Task objective
Can you print the data below again line for line, without the pictures?

Provided records
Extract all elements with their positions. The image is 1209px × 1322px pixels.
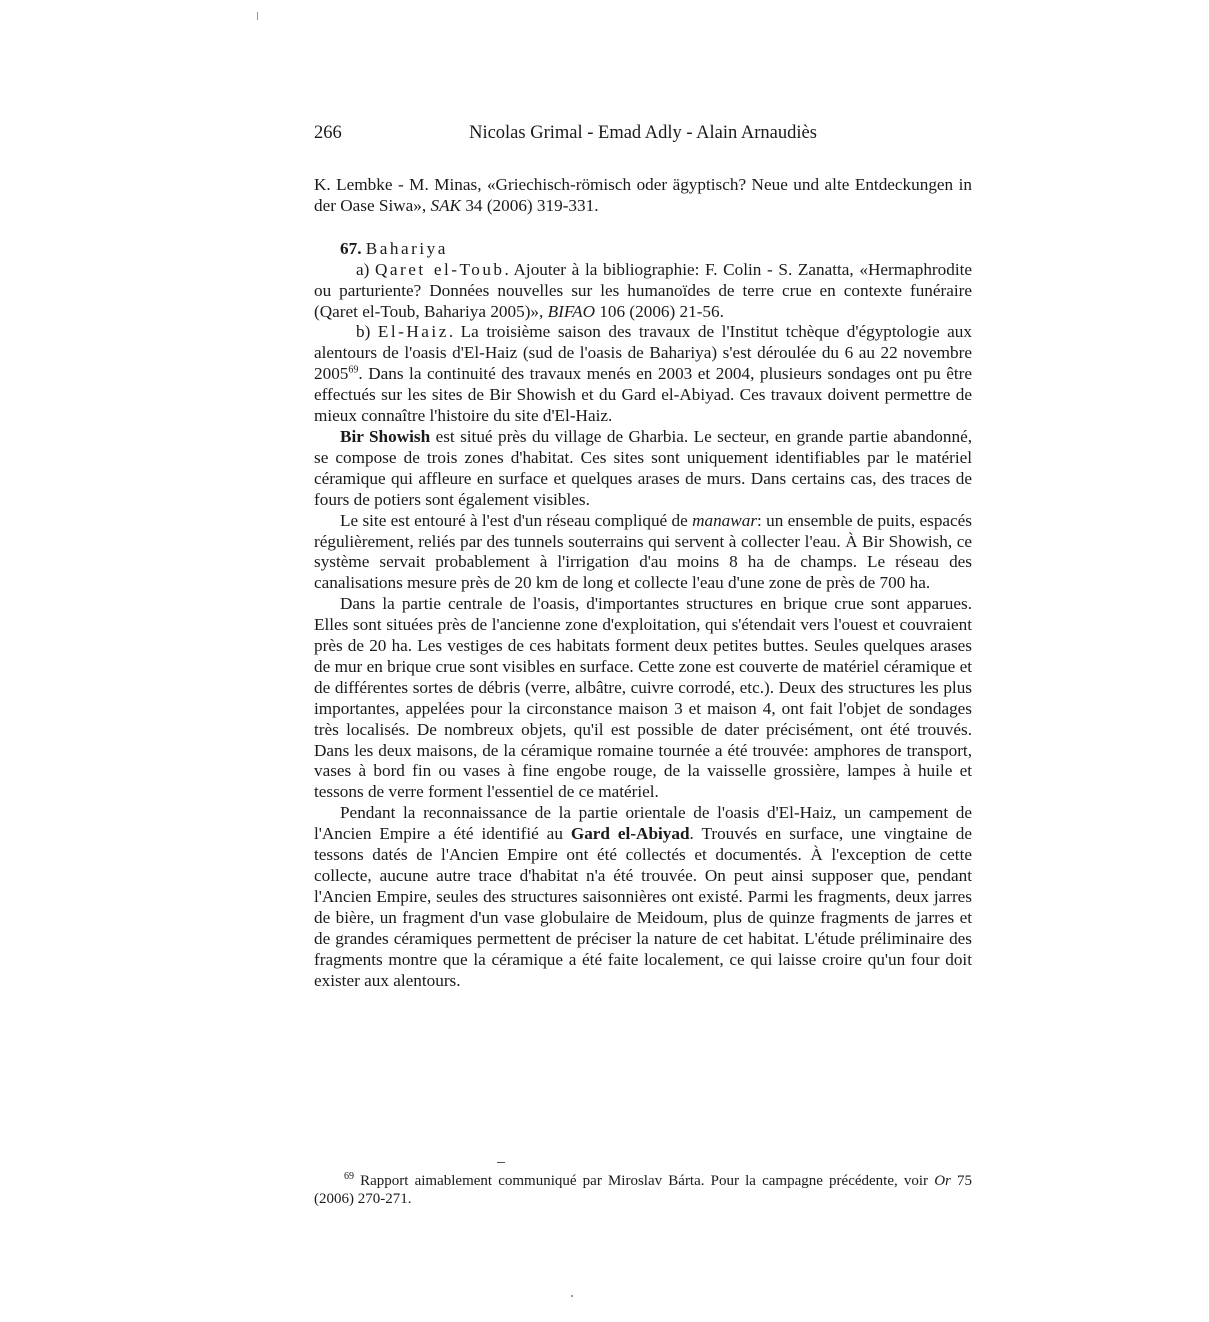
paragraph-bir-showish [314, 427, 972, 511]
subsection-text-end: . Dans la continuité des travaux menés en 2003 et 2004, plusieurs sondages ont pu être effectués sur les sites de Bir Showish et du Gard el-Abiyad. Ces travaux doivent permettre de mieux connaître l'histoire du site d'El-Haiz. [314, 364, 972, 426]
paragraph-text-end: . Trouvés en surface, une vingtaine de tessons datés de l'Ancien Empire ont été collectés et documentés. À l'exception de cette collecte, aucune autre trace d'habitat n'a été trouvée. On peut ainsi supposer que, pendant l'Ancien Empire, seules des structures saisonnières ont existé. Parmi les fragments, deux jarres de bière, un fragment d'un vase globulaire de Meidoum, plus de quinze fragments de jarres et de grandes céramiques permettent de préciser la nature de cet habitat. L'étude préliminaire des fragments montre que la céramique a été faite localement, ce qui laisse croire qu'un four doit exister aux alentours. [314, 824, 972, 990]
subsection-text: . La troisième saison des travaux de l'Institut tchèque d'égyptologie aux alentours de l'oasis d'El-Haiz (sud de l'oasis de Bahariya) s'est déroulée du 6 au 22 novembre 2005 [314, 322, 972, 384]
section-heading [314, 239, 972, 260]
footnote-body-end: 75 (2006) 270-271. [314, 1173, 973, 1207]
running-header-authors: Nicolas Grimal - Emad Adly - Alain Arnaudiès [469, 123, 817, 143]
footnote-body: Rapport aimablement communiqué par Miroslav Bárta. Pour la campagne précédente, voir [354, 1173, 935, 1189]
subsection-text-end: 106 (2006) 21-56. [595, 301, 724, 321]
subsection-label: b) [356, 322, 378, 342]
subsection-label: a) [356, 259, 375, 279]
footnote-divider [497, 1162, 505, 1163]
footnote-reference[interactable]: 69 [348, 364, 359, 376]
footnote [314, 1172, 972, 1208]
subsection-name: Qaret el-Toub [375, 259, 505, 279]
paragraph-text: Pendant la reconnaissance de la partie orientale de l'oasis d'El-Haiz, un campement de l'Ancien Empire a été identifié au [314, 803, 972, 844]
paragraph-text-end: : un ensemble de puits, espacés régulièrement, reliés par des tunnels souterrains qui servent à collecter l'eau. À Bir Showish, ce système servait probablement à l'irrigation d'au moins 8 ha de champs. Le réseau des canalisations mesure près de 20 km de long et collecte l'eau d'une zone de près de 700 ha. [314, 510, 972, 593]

Result of the exercise
Extract all elements with their positions. The image is 1209px × 1322px pixels.
paragraph-bir-showish [314, 427, 972, 511]
subsection-text-end: . Dans la continuité des travaux menés en 2003 et 2004, plusieurs sondages ont pu être effectués sur les sites de Bir Showish et du Gard el-Abiyad. Ces travaux doivent permettre de mieux connaître l'histoire du site d'El-Haiz. [314, 364, 972, 426]
paragraph-text-end: . Trouvés en surface, une vingtaine de tessons datés de l'Ancien Empire ont été collectés et documentés. À l'exception de cette collecte, aucune autre trace d'habitat n'a été trouvée. On peut ainsi supposer que, pendant l'Ancien Empire, seules des structures saisonnières ont existé. Parmi les fragments, deux jarres de bière, un fragment d'un vase globulaire de Meidoum, plus de quinze fragments de jarres et de grandes céramiques permettent de préciser la nature de cet habitat. L'étude préliminaire des fragments montre que la céramique a été faite localement, ce qui laisse croire qu'un four doit exister aux alentours. [314, 824, 972, 990]
subsection-text: . La troisième saison des travaux de l'Institut tchèque d'égyptologie aux alentours de l'oasis d'El-Haiz (sud de l'oasis de Bahariya) s'est déroulée du 6 au 22 novembre 2005 [314, 322, 972, 384]
section-heading [314, 239, 972, 260]
footnote-body-end: 75 (2006) 270-271. [314, 1173, 973, 1207]
running-header-authors: Nicolas Grimal - Emad Adly - Alain Arnaudiès [469, 123, 817, 143]
footnote-body: Rapport aimablement communiqué par Miroslav Bárta. Pour la campagne précédente, voir [354, 1173, 935, 1189]
subsection-text-end: 106 (2006) 21-56. [595, 301, 724, 321]
subsection-label: b) [356, 322, 378, 342]
subsection-label: a) [356, 259, 375, 279]
footnote-divider [497, 1162, 505, 1163]
footnote-reference[interactable]: 69 [348, 364, 359, 376]
footnote [314, 1172, 972, 1208]
subsection-name: Qaret el-Toub [375, 259, 505, 279]
paragraph-text: Pendant la reconnaissance de la partie orientale de l'oasis d'El-Haiz, un campement de l'Ancien Empire a été identifié au [314, 803, 972, 844]
paragraph-text-end: : un ensemble de puits, espacés régulièrement, reliés par des tunnels souterrains qui servent à collecter l'eau. À Bir Showish, ce système servait probablement à l'irrigation d'au moins 8 ha de champs. Le réseau des canalisations mesure près de 20 km de long et collecte l'eau d'une zone de près de 700 ha. [314, 510, 972, 593]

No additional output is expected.